**Available records:**

====

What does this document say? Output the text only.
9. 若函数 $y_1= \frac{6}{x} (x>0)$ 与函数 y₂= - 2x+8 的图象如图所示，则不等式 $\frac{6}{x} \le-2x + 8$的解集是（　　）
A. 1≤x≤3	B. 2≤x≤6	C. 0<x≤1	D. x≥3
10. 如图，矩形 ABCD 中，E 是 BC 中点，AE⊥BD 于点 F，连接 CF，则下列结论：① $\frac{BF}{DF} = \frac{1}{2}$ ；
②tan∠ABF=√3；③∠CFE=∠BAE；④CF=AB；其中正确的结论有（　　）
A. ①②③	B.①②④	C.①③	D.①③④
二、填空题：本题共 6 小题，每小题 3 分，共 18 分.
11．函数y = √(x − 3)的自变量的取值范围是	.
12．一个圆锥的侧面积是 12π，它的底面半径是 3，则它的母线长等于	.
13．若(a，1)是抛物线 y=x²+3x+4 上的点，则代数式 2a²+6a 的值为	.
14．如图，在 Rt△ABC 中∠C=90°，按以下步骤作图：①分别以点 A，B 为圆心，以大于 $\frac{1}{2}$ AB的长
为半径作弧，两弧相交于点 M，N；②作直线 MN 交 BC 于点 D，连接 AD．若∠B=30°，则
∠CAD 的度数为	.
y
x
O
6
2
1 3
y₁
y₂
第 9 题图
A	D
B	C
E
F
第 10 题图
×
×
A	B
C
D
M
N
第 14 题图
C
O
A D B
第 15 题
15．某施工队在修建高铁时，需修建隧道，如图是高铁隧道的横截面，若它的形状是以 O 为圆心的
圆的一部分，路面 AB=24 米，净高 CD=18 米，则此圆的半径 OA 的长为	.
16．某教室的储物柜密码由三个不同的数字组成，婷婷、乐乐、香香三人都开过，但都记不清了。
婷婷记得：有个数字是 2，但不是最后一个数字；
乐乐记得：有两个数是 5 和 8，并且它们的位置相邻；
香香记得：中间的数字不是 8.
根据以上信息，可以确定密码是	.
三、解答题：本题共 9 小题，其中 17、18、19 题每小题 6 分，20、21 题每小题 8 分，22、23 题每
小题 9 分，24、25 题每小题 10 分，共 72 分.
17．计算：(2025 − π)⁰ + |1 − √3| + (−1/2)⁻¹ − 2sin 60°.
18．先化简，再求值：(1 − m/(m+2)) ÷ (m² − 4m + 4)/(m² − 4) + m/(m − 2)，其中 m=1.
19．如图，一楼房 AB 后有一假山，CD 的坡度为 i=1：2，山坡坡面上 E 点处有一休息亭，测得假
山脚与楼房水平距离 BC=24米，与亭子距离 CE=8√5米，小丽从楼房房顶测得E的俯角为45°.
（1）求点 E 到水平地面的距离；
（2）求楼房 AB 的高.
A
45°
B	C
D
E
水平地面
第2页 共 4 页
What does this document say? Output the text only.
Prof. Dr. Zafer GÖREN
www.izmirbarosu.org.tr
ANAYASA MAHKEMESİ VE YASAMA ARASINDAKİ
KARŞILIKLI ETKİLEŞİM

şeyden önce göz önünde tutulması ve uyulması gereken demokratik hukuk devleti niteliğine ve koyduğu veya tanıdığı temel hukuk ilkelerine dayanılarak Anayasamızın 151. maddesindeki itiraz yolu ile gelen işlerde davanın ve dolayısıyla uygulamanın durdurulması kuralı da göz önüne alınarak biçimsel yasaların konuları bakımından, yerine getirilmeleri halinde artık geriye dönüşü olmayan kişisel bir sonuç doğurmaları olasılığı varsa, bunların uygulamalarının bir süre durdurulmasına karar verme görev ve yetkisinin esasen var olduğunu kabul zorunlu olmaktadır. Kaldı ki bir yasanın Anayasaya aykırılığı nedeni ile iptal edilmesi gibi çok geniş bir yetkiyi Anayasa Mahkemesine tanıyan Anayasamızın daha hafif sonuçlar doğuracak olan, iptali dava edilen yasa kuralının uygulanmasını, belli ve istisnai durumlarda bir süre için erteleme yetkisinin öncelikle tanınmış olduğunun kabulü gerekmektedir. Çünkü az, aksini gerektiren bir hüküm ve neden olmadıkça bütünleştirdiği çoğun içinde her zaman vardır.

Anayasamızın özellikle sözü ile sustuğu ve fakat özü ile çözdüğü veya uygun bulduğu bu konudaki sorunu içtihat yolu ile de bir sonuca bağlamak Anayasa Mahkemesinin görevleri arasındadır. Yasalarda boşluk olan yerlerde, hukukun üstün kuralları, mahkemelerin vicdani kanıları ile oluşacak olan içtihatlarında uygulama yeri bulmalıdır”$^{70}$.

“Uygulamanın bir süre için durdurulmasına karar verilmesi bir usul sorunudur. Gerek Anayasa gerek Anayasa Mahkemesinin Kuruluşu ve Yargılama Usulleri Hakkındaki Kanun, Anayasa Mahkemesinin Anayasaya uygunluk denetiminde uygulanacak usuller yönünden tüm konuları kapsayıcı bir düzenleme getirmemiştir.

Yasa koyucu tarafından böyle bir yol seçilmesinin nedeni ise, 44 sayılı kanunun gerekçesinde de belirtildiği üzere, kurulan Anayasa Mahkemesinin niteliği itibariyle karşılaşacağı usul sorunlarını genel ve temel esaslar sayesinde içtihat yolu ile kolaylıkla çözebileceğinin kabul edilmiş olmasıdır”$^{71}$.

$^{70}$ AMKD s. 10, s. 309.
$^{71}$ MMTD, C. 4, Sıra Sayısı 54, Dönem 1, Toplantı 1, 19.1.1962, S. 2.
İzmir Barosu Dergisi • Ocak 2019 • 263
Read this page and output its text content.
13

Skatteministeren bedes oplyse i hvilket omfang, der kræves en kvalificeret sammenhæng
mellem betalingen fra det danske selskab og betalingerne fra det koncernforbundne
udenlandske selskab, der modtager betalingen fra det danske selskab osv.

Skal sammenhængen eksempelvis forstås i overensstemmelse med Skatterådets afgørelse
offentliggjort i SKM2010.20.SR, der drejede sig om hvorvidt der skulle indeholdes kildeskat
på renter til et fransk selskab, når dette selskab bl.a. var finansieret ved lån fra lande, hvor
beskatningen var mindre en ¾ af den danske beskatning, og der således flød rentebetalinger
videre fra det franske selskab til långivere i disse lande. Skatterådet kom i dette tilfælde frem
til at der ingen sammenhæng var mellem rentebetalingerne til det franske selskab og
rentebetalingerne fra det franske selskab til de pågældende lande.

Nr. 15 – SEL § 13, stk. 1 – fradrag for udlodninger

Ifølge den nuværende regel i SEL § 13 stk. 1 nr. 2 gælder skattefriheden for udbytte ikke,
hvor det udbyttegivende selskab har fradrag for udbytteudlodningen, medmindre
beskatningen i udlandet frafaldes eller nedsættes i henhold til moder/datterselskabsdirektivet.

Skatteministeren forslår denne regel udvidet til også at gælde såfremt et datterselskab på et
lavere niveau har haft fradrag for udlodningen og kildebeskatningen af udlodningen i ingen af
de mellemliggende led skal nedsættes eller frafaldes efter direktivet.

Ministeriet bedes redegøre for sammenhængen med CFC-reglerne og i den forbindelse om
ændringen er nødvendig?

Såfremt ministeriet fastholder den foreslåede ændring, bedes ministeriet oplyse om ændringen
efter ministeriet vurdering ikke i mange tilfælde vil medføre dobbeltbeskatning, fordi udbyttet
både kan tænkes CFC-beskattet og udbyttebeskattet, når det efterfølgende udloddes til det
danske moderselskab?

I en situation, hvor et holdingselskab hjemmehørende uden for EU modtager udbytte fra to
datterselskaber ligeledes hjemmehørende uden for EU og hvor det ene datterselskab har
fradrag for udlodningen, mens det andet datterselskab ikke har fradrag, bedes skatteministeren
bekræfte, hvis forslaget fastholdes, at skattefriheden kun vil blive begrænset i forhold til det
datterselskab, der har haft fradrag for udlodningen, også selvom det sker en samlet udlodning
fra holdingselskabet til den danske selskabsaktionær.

====

**Objective:** Every line of the listing that holds "tilfælde" is to be counted; give only the resulting number.

**Written solution:** 2